Stated problem. Keep the wording of each record exactly the same when you repeat it, and leave out pictures.
▼
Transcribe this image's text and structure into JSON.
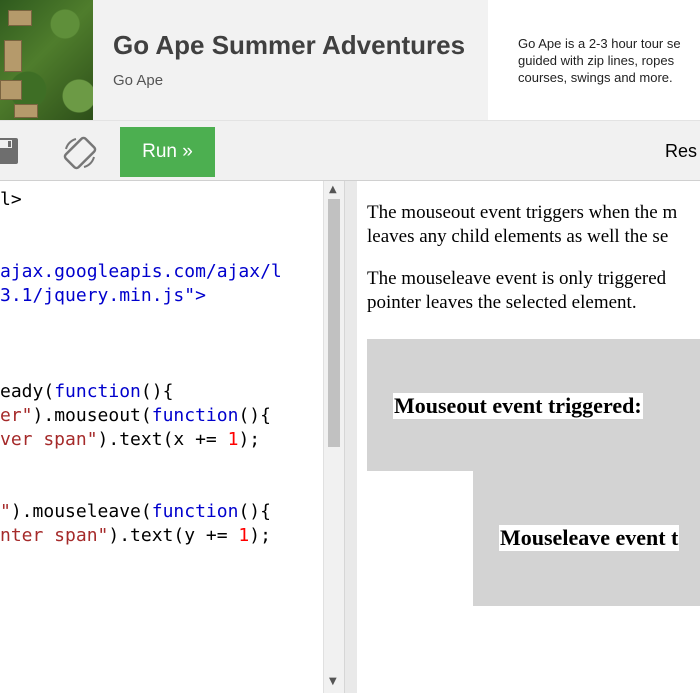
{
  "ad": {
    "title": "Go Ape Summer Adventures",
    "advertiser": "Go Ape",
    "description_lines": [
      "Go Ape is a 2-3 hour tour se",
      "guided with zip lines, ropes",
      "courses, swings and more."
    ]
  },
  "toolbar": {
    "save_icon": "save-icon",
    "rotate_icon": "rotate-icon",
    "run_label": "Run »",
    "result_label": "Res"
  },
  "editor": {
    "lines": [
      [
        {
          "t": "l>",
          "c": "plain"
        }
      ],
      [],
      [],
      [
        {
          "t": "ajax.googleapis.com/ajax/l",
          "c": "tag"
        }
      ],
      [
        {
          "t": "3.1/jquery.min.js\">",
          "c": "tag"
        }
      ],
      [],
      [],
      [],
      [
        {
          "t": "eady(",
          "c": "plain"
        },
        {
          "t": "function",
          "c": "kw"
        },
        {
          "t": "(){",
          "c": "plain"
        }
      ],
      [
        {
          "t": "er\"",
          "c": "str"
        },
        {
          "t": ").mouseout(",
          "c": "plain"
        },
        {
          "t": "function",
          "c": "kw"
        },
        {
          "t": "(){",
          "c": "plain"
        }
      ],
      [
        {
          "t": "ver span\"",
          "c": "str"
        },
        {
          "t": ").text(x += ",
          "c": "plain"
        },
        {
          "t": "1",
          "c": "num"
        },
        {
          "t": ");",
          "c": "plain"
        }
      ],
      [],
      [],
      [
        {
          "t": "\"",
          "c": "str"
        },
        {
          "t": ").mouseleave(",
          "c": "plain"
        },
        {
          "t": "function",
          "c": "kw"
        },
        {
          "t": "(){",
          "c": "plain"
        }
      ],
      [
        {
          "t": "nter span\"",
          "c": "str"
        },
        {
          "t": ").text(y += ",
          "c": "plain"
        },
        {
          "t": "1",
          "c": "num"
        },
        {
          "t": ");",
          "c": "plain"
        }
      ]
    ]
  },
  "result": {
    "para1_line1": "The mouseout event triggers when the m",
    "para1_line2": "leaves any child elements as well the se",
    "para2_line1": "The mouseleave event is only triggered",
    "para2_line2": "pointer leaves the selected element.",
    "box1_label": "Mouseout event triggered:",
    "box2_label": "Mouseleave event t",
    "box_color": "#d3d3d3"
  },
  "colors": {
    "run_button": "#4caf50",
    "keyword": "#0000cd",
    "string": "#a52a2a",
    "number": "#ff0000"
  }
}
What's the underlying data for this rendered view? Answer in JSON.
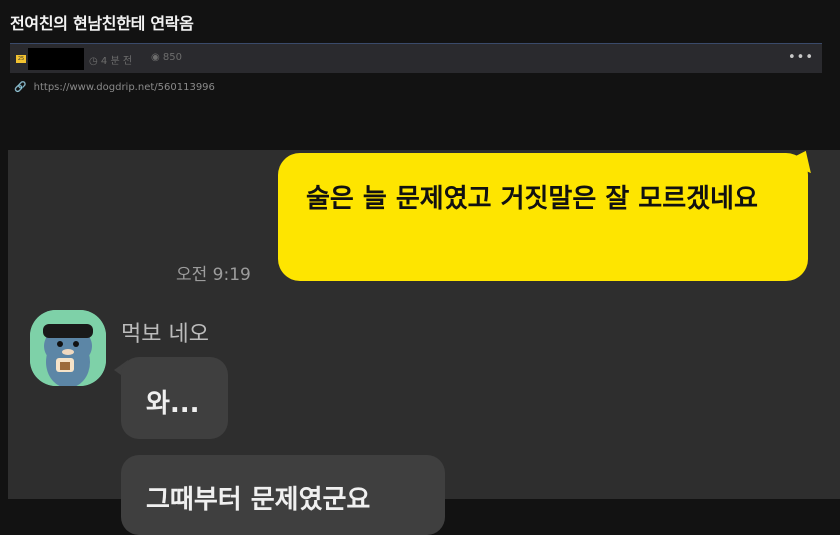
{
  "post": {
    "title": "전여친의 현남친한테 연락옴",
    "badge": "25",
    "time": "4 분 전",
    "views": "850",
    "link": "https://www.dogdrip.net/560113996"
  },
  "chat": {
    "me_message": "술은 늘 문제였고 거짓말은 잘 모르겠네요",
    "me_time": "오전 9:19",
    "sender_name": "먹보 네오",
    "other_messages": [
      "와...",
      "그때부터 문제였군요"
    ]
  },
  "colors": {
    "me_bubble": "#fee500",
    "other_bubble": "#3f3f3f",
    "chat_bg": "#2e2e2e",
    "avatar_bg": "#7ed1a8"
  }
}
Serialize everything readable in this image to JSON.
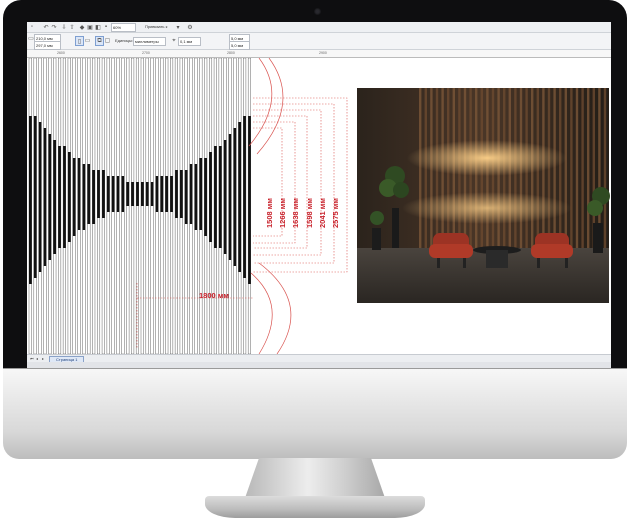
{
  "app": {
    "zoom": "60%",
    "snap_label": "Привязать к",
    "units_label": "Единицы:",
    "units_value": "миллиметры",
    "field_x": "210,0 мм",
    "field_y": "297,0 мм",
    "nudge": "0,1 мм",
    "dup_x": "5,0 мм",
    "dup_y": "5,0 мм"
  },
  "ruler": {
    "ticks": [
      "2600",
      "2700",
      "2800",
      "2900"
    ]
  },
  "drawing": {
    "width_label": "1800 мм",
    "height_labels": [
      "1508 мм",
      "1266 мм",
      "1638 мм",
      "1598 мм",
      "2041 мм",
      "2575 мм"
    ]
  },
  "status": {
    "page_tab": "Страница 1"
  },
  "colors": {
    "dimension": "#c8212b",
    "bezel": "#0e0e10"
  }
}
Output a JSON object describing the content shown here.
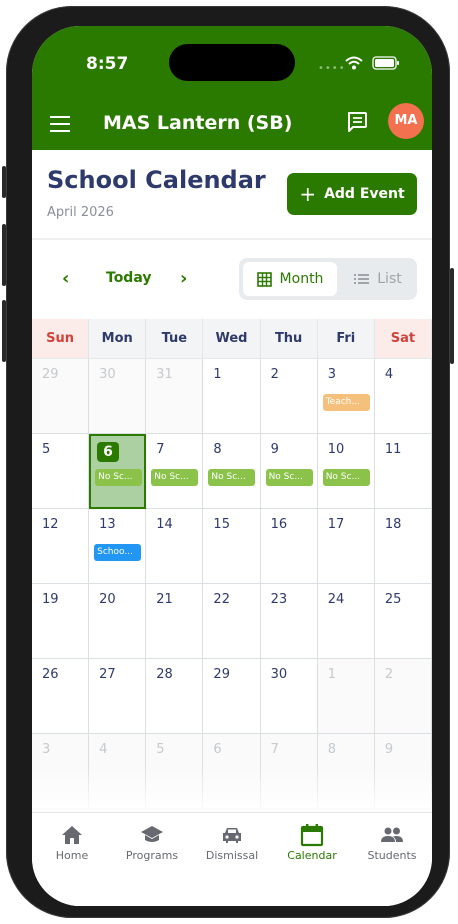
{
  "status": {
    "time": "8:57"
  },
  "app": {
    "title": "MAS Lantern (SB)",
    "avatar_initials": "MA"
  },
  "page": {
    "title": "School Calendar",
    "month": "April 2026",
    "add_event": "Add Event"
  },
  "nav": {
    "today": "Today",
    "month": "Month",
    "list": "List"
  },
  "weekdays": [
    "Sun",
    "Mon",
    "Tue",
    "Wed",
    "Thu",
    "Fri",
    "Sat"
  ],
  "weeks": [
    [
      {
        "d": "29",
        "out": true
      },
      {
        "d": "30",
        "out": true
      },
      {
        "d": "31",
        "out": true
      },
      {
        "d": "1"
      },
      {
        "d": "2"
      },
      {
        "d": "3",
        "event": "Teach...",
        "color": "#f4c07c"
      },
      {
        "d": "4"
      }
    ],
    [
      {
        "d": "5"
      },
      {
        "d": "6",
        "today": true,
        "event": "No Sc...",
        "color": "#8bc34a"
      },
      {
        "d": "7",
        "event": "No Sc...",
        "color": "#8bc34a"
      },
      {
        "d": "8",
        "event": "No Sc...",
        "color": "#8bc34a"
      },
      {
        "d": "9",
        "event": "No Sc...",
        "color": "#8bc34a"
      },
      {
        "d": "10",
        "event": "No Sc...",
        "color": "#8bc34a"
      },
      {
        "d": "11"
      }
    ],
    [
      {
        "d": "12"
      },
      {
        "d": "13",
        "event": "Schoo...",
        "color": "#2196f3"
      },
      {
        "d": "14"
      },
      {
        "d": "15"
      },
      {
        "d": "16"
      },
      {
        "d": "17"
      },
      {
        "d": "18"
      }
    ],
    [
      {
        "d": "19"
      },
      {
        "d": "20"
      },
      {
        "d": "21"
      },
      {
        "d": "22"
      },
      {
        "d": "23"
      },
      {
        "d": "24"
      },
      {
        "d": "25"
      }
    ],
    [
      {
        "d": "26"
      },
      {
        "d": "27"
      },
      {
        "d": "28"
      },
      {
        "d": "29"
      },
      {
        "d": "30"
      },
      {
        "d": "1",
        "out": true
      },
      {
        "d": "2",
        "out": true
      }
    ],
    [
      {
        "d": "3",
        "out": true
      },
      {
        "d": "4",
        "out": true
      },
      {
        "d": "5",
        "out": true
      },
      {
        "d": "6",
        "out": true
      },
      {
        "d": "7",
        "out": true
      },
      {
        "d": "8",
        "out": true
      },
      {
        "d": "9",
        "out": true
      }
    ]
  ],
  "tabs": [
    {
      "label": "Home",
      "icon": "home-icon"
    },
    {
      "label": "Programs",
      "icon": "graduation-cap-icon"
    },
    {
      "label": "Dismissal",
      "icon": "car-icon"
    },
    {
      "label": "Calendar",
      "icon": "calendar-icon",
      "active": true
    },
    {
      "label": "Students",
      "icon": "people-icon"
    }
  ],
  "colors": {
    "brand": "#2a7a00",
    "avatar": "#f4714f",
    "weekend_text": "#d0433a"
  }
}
▲
Written response.
Transcribe this image's text and structure into JSON.
{
  "ad": {
    "title": "Go Ape Summer Adventures",
    "advertiser": "Go Ape",
    "description_lines": [
      "Go Ape is a 2-3 hour tour se",
      "guided with zip lines, ropes",
      "courses, swings and more."
    ]
  },
  "toolbar": {
    "save_icon": "save-icon",
    "rotate_icon": "rotate-icon",
    "run_label": "Run »",
    "result_label": "Res"
  },
  "editor": {
    "lines": [
      [
        {
          "t": "l>",
          "c": "plain"
        }
      ],
      [],
      [],
      [
        {
          "t": "ajax.googleapis.com/ajax/l",
          "c": "tag"
        }
      ],
      [
        {
          "t": "3.1/jquery.min.js\">",
          "c": "tag"
        }
      ],
      [],
      [],
      [],
      [
        {
          "t": "eady(",
          "c": "plain"
        },
        {
          "t": "function",
          "c": "kw"
        },
        {
          "t": "(){",
          "c": "plain"
        }
      ],
      [
        {
          "t": "er\"",
          "c": "str"
        },
        {
          "t": ").mouseout(",
          "c": "plain"
        },
        {
          "t": "function",
          "c": "kw"
        },
        {
          "t": "(){",
          "c": "plain"
        }
      ],
      [
        {
          "t": "ver span\"",
          "c": "str"
        },
        {
          "t": ").text(x += ",
          "c": "plain"
        },
        {
          "t": "1",
          "c": "num"
        },
        {
          "t": ");",
          "c": "plain"
        }
      ],
      [],
      [],
      [
        {
          "t": "\"",
          "c": "str"
        },
        {
          "t": ").mouseleave(",
          "c": "plain"
        },
        {
          "t": "function",
          "c": "kw"
        },
        {
          "t": "(){",
          "c": "plain"
        }
      ],
      [
        {
          "t": "nter span\"",
          "c": "str"
        },
        {
          "t": ").text(y += ",
          "c": "plain"
        },
        {
          "t": "1",
          "c": "num"
        },
        {
          "t": ");",
          "c": "plain"
        }
      ]
    ]
  },
  "result": {
    "para1_line1": "The mouseout event triggers when the m",
    "para1_line2": "leaves any child elements as well the se",
    "para2_line1": "The mouseleave event is only triggered",
    "para2_line2": "pointer leaves the selected element.",
    "box1_label": "Mouseout event triggered:",
    "box2_label": "Mouseleave event t",
    "box_color": "#d3d3d3"
  },
  "colors": {
    "run_button": "#4caf50",
    "keyword": "#0000cd",
    "string": "#a52a2a",
    "number": "#ff0000"
  }
}
What's the underlying data for this rendered view? Answer in JSON.
{
  "post": {
    "title": "전여친의 현남친한테 연락옴",
    "badge": "25",
    "time": "4 분 전",
    "views": "850",
    "link": "https://www.dogdrip.net/560113996"
  },
  "chat": {
    "me_message": "술은 늘 문제였고 거짓말은 잘 모르겠네요",
    "me_time": "오전 9:19",
    "sender_name": "먹보 네오",
    "other_messages": [
      "와...",
      "그때부터 문제였군요"
    ]
  },
  "colors": {
    "me_bubble": "#fee500",
    "other_bubble": "#3f3f3f",
    "chat_bg": "#2e2e2e",
    "avatar_bg": "#7ed1a8"
  }
}
Serialize everything readable in this image to JSON.
{
  "app": {
    "zoom": "60%",
    "snap_label": "Привязать к",
    "units_label": "Единицы:",
    "units_value": "миллиметры",
    "field_x": "210,0 мм",
    "field_y": "297,0 мм",
    "nudge": "0,1 мм",
    "dup_x": "5,0 мм",
    "dup_y": "5,0 мм"
  },
  "ruler": {
    "ticks": [
      "2600",
      "2700",
      "2800",
      "2900"
    ]
  },
  "drawing": {
    "width_label": "1800 мм",
    "height_labels": [
      "1508 мм",
      "1266 мм",
      "1638 мм",
      "1598 мм",
      "2041 мм",
      "2575 мм"
    ]
  },
  "status": {
    "page_tab": "Страница 1"
  },
  "colors": {
    "dimension": "#c8212b",
    "bezel": "#0e0e10"
  }
}
Output a JSON object describing the content shown here.
{
  "status": {
    "time": "8:57"
  },
  "app": {
    "title": "MAS Lantern (SB)",
    "avatar_initials": "MA"
  },
  "page": {
    "title": "School Calendar",
    "month": "April 2026",
    "add_event": "Add Event"
  },
  "nav": {
    "today": "Today",
    "month": "Month",
    "list": "List"
  },
  "weekdays": [
    "Sun",
    "Mon",
    "Tue",
    "Wed",
    "Thu",
    "Fri",
    "Sat"
  ],
  "weeks": [
    [
      {
        "d": "29",
        "out": true
      },
      {
        "d": "30",
        "out": true
      },
      {
        "d": "31",
        "out": true
      },
      {
        "d": "1"
      },
      {
        "d": "2"
      },
      {
        "d": "3",
        "event": "Teach...",
        "color": "#f4c07c"
      },
      {
        "d": "4"
      }
    ],
    [
      {
        "d": "5"
      },
      {
        "d": "6",
        "today": true,
        "event": "No Sc...",
        "color": "#8bc34a"
      },
      {
        "d": "7",
        "event": "No Sc...",
        "color": "#8bc34a"
      },
      {
        "d": "8",
        "event": "No Sc...",
        "color": "#8bc34a"
      },
      {
        "d": "9",
        "event": "No Sc...",
        "color": "#8bc34a"
      },
      {
        "d": "10",
        "event": "No Sc...",
        "color": "#8bc34a"
      },
      {
        "d": "11"
      }
    ],
    [
      {
        "d": "12"
      },
      {
        "d": "13",
        "event": "Schoo...",
        "color": "#2196f3"
      },
      {
        "d": "14"
      },
      {
        "d": "15"
      },
      {
        "d": "16"
      },
      {
        "d": "17"
      },
      {
        "d": "18"
      }
    ],
    [
      {
        "d": "19"
      },
      {
        "d": "20"
      },
      {
        "d": "21"
      },
      {
        "d": "22"
      },
      {
        "d": "23"
      },
      {
        "d": "24"
      },
      {
        "d": "25"
      }
    ],
    [
      {
        "d": "26"
      },
      {
        "d": "27"
      },
      {
        "d": "28"
      },
      {
        "d": "29"
      },
      {
        "d": "30"
      },
      {
        "d": "1",
        "out": true
      },
      {
        "d": "2",
        "out": true
      }
    ],
    [
      {
        "d": "3",
        "out": true
      },
      {
        "d": "4",
        "out": true
      },
      {
        "d": "5",
        "out": true
      },
      {
        "d": "6",
        "out": true
      },
      {
        "d": "7",
        "out": true
      },
      {
        "d": "8",
        "out": true
      },
      {
        "d": "9",
        "out": true
      }
    ]
  ],
  "tabs": [
    {
      "label": "Home",
      "icon": "home-icon"
    },
    {
      "label": "Programs",
      "icon": "graduation-cap-icon"
    },
    {
      "label": "Dismissal",
      "icon": "car-icon"
    },
    {
      "label": "Calendar",
      "icon": "calendar-icon",
      "active": true
    },
    {
      "label": "Students",
      "icon": "people-icon"
    }
  ],
  "colors": {
    "brand": "#2a7a00",
    "avatar": "#f4714f",
    "weekend_text": "#d0433a"
  }
}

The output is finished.